Schreibe die nachstehenden Einträge vollständig ab, Zeile für Zeile und ohne jede Änderung.

*** VORLIEGENDES MATERIAL

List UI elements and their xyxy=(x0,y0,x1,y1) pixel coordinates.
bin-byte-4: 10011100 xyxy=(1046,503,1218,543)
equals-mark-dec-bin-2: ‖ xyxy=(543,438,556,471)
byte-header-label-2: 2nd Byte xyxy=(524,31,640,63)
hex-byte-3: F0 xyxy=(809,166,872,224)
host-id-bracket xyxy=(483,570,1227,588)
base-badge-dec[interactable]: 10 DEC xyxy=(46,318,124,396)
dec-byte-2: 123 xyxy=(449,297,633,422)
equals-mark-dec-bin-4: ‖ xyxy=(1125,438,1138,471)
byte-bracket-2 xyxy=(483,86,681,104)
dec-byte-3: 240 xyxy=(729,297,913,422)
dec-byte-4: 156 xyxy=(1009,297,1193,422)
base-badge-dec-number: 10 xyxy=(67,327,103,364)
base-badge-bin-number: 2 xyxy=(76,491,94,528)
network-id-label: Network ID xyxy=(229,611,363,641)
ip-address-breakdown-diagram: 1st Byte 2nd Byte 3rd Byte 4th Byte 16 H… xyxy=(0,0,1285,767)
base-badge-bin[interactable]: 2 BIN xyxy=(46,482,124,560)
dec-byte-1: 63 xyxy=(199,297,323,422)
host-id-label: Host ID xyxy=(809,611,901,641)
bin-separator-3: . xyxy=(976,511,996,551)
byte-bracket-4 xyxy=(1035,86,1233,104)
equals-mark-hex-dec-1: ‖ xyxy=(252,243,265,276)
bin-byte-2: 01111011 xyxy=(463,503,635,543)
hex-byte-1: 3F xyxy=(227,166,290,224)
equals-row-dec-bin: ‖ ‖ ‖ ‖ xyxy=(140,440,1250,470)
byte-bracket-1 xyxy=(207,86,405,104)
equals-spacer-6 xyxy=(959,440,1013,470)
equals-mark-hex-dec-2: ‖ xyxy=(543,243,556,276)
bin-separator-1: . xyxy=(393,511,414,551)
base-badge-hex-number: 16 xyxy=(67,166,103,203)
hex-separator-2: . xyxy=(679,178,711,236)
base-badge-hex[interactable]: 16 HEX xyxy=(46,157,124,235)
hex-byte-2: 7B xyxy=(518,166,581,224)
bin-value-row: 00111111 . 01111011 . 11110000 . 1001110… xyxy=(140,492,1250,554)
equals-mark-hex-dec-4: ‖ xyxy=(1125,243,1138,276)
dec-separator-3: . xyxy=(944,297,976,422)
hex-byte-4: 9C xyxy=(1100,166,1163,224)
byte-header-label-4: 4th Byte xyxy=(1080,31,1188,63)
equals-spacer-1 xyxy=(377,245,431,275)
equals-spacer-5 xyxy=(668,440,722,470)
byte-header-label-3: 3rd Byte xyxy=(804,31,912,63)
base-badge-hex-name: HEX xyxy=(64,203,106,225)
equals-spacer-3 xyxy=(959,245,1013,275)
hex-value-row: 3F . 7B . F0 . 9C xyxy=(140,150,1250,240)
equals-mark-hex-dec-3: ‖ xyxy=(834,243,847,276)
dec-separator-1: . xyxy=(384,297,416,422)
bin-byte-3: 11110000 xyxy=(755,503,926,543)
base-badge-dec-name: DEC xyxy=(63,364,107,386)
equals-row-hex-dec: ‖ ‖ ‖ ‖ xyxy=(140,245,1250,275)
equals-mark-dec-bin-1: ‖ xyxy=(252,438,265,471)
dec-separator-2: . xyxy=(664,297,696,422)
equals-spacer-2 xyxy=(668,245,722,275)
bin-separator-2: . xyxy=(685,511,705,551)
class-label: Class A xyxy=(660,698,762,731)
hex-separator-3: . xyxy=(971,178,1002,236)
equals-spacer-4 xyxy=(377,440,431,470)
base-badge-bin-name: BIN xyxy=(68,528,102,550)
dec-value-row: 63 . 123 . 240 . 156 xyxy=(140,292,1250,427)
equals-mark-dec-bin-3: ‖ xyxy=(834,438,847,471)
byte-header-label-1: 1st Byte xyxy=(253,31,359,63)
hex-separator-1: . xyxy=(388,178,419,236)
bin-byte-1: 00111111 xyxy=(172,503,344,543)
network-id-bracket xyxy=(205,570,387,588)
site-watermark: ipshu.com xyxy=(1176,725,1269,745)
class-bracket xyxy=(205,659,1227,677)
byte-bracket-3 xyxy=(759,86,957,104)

******

ERWARTETE AUSGABE:
List UI elements and their xyxy=(x0,y0,x1,y1) pixel coordinates.
bin-byte-4: 10011100 xyxy=(1046,503,1218,543)
equals-mark-dec-bin-2: ‖ xyxy=(543,438,556,471)
byte-header-label-2: 2nd Byte xyxy=(524,31,640,63)
hex-byte-3: F0 xyxy=(809,166,872,224)
host-id-bracket xyxy=(483,570,1227,588)
base-badge-dec[interactable]: 10 DEC xyxy=(46,318,124,396)
dec-byte-2: 123 xyxy=(449,297,633,422)
equals-mark-dec-bin-4: ‖ xyxy=(1125,438,1138,471)
byte-bracket-2 xyxy=(483,86,681,104)
dec-byte-3: 240 xyxy=(729,297,913,422)
dec-byte-4: 156 xyxy=(1009,297,1193,422)
base-badge-dec-number: 10 xyxy=(67,327,103,364)
base-badge-bin-number: 2 xyxy=(76,491,94,528)
network-id-label: Network ID xyxy=(229,611,363,641)
ip-address-breakdown-diagram: 1st Byte 2nd Byte 3rd Byte 4th Byte 16 H… xyxy=(0,0,1285,767)
base-badge-bin[interactable]: 2 BIN xyxy=(46,482,124,560)
dec-byte-1: 63 xyxy=(199,297,323,422)
host-id-label: Host ID xyxy=(809,611,901,641)
bin-separator-3: . xyxy=(976,511,996,551)
byte-bracket-4 xyxy=(1035,86,1233,104)
equals-mark-hex-dec-1: ‖ xyxy=(252,243,265,276)
bin-byte-2: 01111011 xyxy=(463,503,635,543)
hex-byte-1: 3F xyxy=(227,166,290,224)
equals-row-dec-bin: ‖ ‖ ‖ ‖ xyxy=(140,440,1250,470)
byte-bracket-1 xyxy=(207,86,405,104)
equals-spacer-6 xyxy=(959,440,1013,470)
equals-mark-hex-dec-2: ‖ xyxy=(543,243,556,276)
bin-separator-1: . xyxy=(393,511,414,551)
base-badge-hex-number: 16 xyxy=(67,166,103,203)
hex-separator-2: . xyxy=(679,178,711,236)
base-badge-hex[interactable]: 16 HEX xyxy=(46,157,124,235)
hex-byte-2: 7B xyxy=(518,166,581,224)
bin-value-row: 00111111 . 01111011 . 11110000 . 1001110… xyxy=(140,492,1250,554)
equals-mark-hex-dec-4: ‖ xyxy=(1125,243,1138,276)
dec-separator-3: . xyxy=(944,297,976,422)
hex-byte-4: 9C xyxy=(1100,166,1163,224)
byte-header-label-4: 4th Byte xyxy=(1080,31,1188,63)
equals-spacer-1 xyxy=(377,245,431,275)
equals-spacer-5 xyxy=(668,440,722,470)
byte-header-label-3: 3rd Byte xyxy=(804,31,912,63)
base-badge-hex-name: HEX xyxy=(64,203,106,225)
equals-spacer-3 xyxy=(959,245,1013,275)
hex-value-row: 3F . 7B . F0 . 9C xyxy=(140,150,1250,240)
equals-mark-hex-dec-3: ‖ xyxy=(834,243,847,276)
dec-separator-1: . xyxy=(384,297,416,422)
bin-byte-3: 11110000 xyxy=(755,503,926,543)
base-badge-dec-name: DEC xyxy=(63,364,107,386)
equals-row-hex-dec: ‖ ‖ ‖ ‖ xyxy=(140,245,1250,275)
equals-mark-dec-bin-1: ‖ xyxy=(252,438,265,471)
dec-separator-2: . xyxy=(664,297,696,422)
equals-spacer-2 xyxy=(668,245,722,275)
bin-separator-2: . xyxy=(685,511,705,551)
class-label: Class A xyxy=(660,698,762,731)
hex-separator-3: . xyxy=(971,178,1002,236)
equals-spacer-4 xyxy=(377,440,431,470)
base-badge-bin-name: BIN xyxy=(68,528,102,550)
dec-value-row: 63 . 123 . 240 . 156 xyxy=(140,292,1250,427)
equals-mark-dec-bin-3: ‖ xyxy=(834,438,847,471)
byte-header-label-1: 1st Byte xyxy=(253,31,359,63)
hex-separator-1: . xyxy=(388,178,419,236)
bin-byte-1: 00111111 xyxy=(172,503,344,543)
network-id-bracket xyxy=(205,570,387,588)
site-watermark: ipshu.com xyxy=(1176,725,1269,745)
class-bracket xyxy=(205,659,1227,677)
byte-bracket-3 xyxy=(759,86,957,104)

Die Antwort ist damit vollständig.